GIVEN REQUEST: In the listing below, identify each line with the word "Death" and return those lines.

PROVIDED MATERIAL:
--- begin ---
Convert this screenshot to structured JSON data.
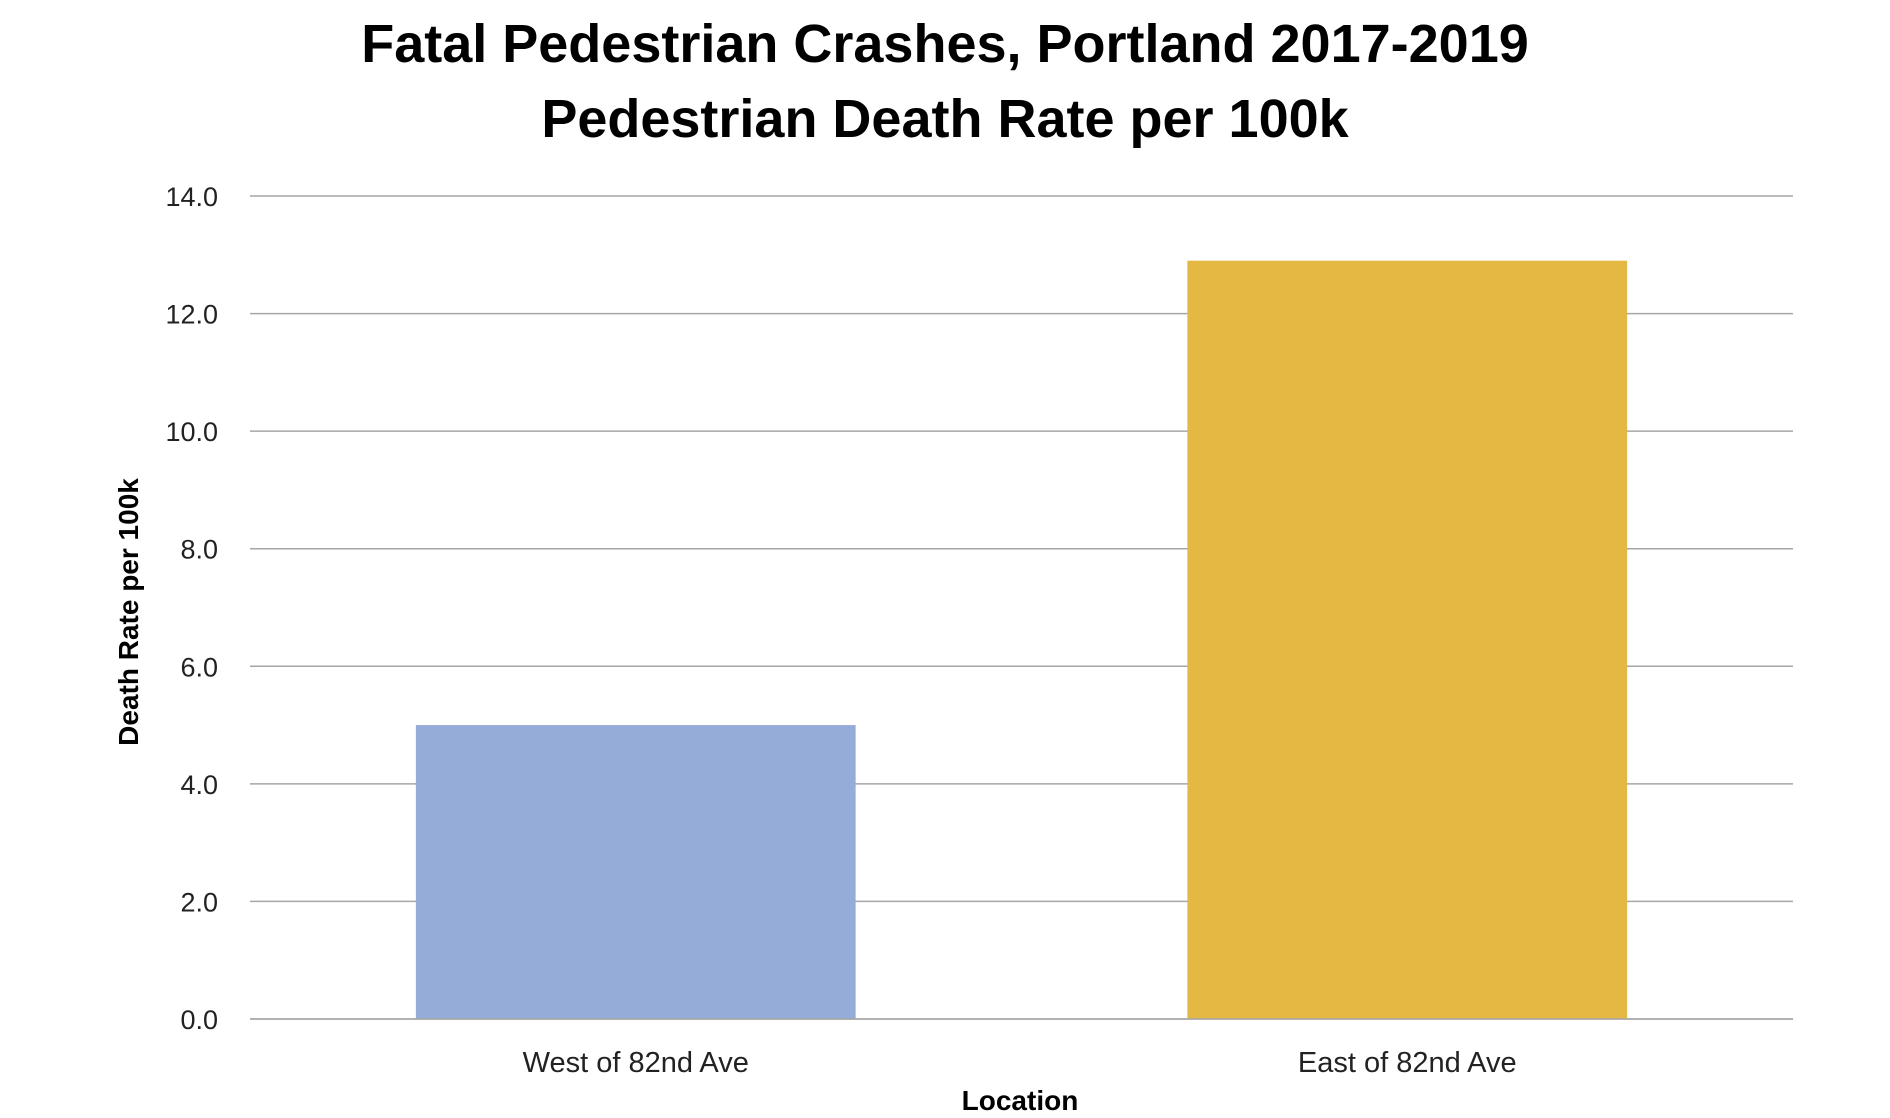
{
  "chart_data": {
    "type": "bar",
    "title": "Fatal Pedestrian Crashes, Portland 2017-2019",
    "subtitle": "Pedestrian Death Rate per 100k",
    "xlabel": "Location",
    "ylabel": "Death Rate per 100k",
    "categories": [
      "West of 82nd Ave",
      "East of 82nd Ave"
    ],
    "values": [
      5.0,
      12.9
    ],
    "bar_colors": [
      "#95abd8",
      "#e3b944"
    ],
    "ylim": [
      0,
      14
    ],
    "yticks": [
      "0.0",
      "2.0",
      "4.0",
      "6.0",
      "8.0",
      "10.0",
      "12.0",
      "14.0"
    ],
    "grid": true,
    "legend": "none"
  }
}
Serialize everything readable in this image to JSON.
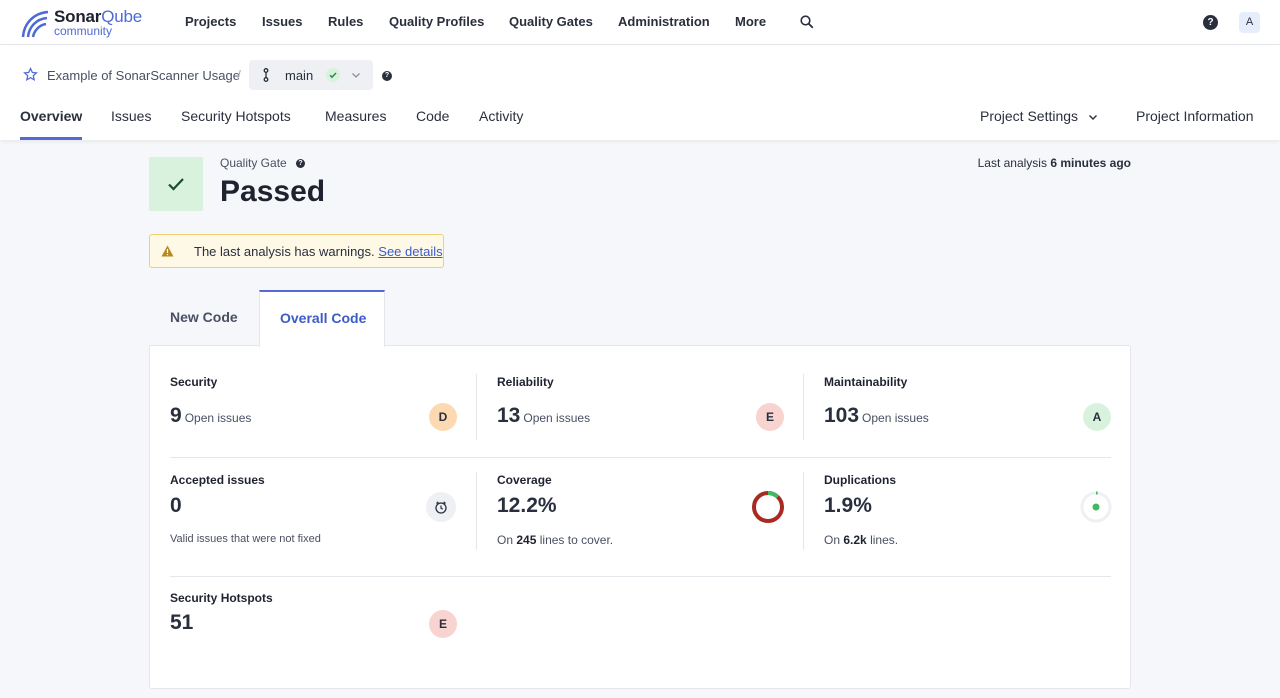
{
  "brand": {
    "name_part1": "Sonar",
    "name_part2": "Qube",
    "edition": "community"
  },
  "nav": {
    "items": [
      "Projects",
      "Issues",
      "Rules",
      "Quality Profiles",
      "Quality Gates",
      "Administration",
      "More"
    ],
    "help_label": "?",
    "avatar_letter": "A"
  },
  "project": {
    "name": "Example of SonarScanner Usage",
    "separator": "/",
    "branch": "main",
    "help_label": "?"
  },
  "tabs": {
    "items": [
      "Overview",
      "Issues",
      "Security Hotspots",
      "Measures",
      "Code",
      "Activity"
    ],
    "active": "Overview",
    "settings": "Project Settings",
    "info": "Project Information"
  },
  "quality_gate": {
    "label": "Quality Gate",
    "help_label": "?",
    "status": "Passed",
    "status_color": "#d9f2dd",
    "last_analysis_label": "Last analysis",
    "last_analysis_value": "6 minutes ago"
  },
  "warning": {
    "text": "The last analysis has warnings.",
    "link": "See details"
  },
  "code_tabs": {
    "new": "New Code",
    "overall": "Overall Code",
    "active": "Overall Code"
  },
  "metrics": {
    "security": {
      "title": "Security",
      "value": "9",
      "sub": "Open issues",
      "rating": "D",
      "rating_color": "#fdd9b1"
    },
    "reliability": {
      "title": "Reliability",
      "value": "13",
      "sub": "Open issues",
      "rating": "E",
      "rating_color": "#f8d3cf"
    },
    "maintainability": {
      "title": "Maintainability",
      "value": "103",
      "sub": "Open issues",
      "rating": "A",
      "rating_color": "#d9f2dd"
    },
    "accepted": {
      "title": "Accepted issues",
      "value": "0",
      "note": "Valid issues that were not fixed",
      "icon": "alarm-clock-icon"
    },
    "coverage": {
      "title": "Coverage",
      "value": "12.2%",
      "note_pre": "On",
      "note_bold": "245",
      "note_post": "lines to cover.",
      "percent": 12.2,
      "covered_color": "#3fba63",
      "uncovered_color": "#a82a22"
    },
    "duplications": {
      "title": "Duplications",
      "value": "1.9%",
      "note_pre": "On",
      "note_bold": "6.2k",
      "note_post": "lines.",
      "percent": 1.9,
      "dot_color": "#3fba63"
    },
    "hotspots": {
      "title": "Security Hotspots",
      "value": "51",
      "rating": "E",
      "rating_color": "#f8d3cf"
    }
  }
}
--- end ---
RESULT OF THE TASK:
    "subtitle": "Pedestrian Death Rate per 100k",
    "ylabel": "Death Rate per 100k",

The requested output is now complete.